Problem description: From the entries below, copy every line where the string "Events" appears.

Provided information:

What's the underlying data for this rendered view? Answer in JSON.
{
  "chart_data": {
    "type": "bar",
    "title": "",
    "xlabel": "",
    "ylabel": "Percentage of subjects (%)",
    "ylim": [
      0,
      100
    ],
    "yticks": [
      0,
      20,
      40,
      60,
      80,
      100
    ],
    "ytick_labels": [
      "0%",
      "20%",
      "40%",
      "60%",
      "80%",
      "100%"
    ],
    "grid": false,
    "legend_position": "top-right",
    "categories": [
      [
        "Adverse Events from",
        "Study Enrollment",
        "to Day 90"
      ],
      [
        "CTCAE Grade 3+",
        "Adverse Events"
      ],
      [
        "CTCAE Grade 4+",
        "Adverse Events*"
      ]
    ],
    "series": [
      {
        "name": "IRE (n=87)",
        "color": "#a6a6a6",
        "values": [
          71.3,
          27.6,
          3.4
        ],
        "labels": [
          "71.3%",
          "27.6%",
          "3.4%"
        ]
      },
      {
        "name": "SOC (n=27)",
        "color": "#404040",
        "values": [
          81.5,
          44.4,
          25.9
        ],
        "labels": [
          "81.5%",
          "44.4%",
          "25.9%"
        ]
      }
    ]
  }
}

Solution below:
        "Adverse Events from",
        "Adverse Events"
        "Adverse Events*"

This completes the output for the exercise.